[Start Stored rows]
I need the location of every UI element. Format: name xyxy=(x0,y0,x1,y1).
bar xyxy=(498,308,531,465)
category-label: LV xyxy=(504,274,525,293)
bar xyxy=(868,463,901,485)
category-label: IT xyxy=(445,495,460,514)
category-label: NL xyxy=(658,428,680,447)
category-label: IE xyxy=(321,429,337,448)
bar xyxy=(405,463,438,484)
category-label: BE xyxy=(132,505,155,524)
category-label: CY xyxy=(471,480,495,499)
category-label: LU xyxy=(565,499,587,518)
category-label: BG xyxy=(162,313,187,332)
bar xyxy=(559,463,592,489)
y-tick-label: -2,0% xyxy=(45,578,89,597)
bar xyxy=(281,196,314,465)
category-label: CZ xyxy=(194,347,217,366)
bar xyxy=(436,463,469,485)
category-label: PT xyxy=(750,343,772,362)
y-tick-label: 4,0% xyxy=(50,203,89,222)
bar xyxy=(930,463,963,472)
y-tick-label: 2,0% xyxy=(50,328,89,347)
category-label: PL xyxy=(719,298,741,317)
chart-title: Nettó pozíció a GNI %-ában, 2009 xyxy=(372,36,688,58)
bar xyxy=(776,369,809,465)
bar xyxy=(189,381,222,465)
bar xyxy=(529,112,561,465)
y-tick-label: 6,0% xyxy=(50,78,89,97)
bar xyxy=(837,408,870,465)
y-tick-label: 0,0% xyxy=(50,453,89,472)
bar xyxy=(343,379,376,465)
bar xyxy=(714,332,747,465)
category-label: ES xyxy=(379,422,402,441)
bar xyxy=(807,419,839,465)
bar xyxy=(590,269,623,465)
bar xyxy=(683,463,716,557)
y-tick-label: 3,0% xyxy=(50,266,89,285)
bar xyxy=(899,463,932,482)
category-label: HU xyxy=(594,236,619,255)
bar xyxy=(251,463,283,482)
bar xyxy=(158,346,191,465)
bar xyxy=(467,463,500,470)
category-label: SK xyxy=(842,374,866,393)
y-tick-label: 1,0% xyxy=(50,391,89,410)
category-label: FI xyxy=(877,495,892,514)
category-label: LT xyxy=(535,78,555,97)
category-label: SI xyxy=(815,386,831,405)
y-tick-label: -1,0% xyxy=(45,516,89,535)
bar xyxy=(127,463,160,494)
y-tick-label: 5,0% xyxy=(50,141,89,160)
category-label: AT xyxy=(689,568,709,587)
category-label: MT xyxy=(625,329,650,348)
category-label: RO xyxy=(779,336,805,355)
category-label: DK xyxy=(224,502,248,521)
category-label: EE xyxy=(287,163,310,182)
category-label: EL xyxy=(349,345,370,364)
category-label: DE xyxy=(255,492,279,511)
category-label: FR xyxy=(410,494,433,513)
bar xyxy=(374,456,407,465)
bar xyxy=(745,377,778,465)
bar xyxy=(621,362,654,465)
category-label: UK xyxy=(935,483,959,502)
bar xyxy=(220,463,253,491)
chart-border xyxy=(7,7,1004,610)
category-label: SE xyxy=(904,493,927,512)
[End Stored rows]
Requirement: Copy every line of the records verbatim.

Result:
I need the location of every UI element. Format: name xyxy=(x0,y0,x1,y1).
bar xyxy=(498,308,531,465)
category-label: LV xyxy=(504,274,525,293)
bar xyxy=(868,463,901,485)
category-label: IT xyxy=(445,495,460,514)
category-label: NL xyxy=(658,428,680,447)
category-label: IE xyxy=(321,429,337,448)
bar xyxy=(405,463,438,484)
category-label: BE xyxy=(132,505,155,524)
category-label: CY xyxy=(471,480,495,499)
category-label: LU xyxy=(565,499,587,518)
category-label: BG xyxy=(162,313,187,332)
bar xyxy=(559,463,592,489)
y-tick-label: -2,0% xyxy=(45,578,89,597)
bar xyxy=(281,196,314,465)
category-label: CZ xyxy=(194,347,217,366)
bar xyxy=(436,463,469,485)
category-label: PT xyxy=(750,343,772,362)
y-tick-label: 4,0% xyxy=(50,203,89,222)
bar xyxy=(930,463,963,472)
y-tick-label: 2,0% xyxy=(50,328,89,347)
category-label: PL xyxy=(719,298,741,317)
chart-title: Nettó pozíció a GNI %-ában, 2009 xyxy=(372,36,688,58)
bar xyxy=(776,369,809,465)
bar xyxy=(189,381,222,465)
bar xyxy=(529,112,561,465)
y-tick-label: 6,0% xyxy=(50,78,89,97)
bar xyxy=(837,408,870,465)
y-tick-label: 0,0% xyxy=(50,453,89,472)
bar xyxy=(343,379,376,465)
bar xyxy=(714,332,747,465)
category-label: ES xyxy=(379,422,402,441)
bar xyxy=(807,419,839,465)
bar xyxy=(590,269,623,465)
bar xyxy=(683,463,716,557)
y-tick-label: 3,0% xyxy=(50,266,89,285)
bar xyxy=(899,463,932,482)
category-label: HU xyxy=(594,236,619,255)
bar xyxy=(251,463,283,482)
bar xyxy=(158,346,191,465)
bar xyxy=(467,463,500,470)
category-label: SK xyxy=(842,374,866,393)
y-tick-label: 1,0% xyxy=(50,391,89,410)
category-label: FI xyxy=(877,495,892,514)
category-label: LT xyxy=(535,78,555,97)
category-label: SI xyxy=(815,386,831,405)
y-tick-label: -1,0% xyxy=(45,516,89,535)
bar xyxy=(127,463,160,494)
y-tick-label: 5,0% xyxy=(50,141,89,160)
category-label: AT xyxy=(689,568,709,587)
category-label: MT xyxy=(625,329,650,348)
category-label: RO xyxy=(779,336,805,355)
category-label: DK xyxy=(224,502,248,521)
category-label: EE xyxy=(287,163,310,182)
category-label: EL xyxy=(349,345,370,364)
category-label: DE xyxy=(255,492,279,511)
category-label: FR xyxy=(410,494,433,513)
bar xyxy=(374,456,407,465)
bar xyxy=(745,377,778,465)
bar xyxy=(621,362,654,465)
category-label: UK xyxy=(935,483,959,502)
bar xyxy=(220,463,253,491)
chart-border xyxy=(7,7,1004,610)
category-label: SE xyxy=(904,493,927,512)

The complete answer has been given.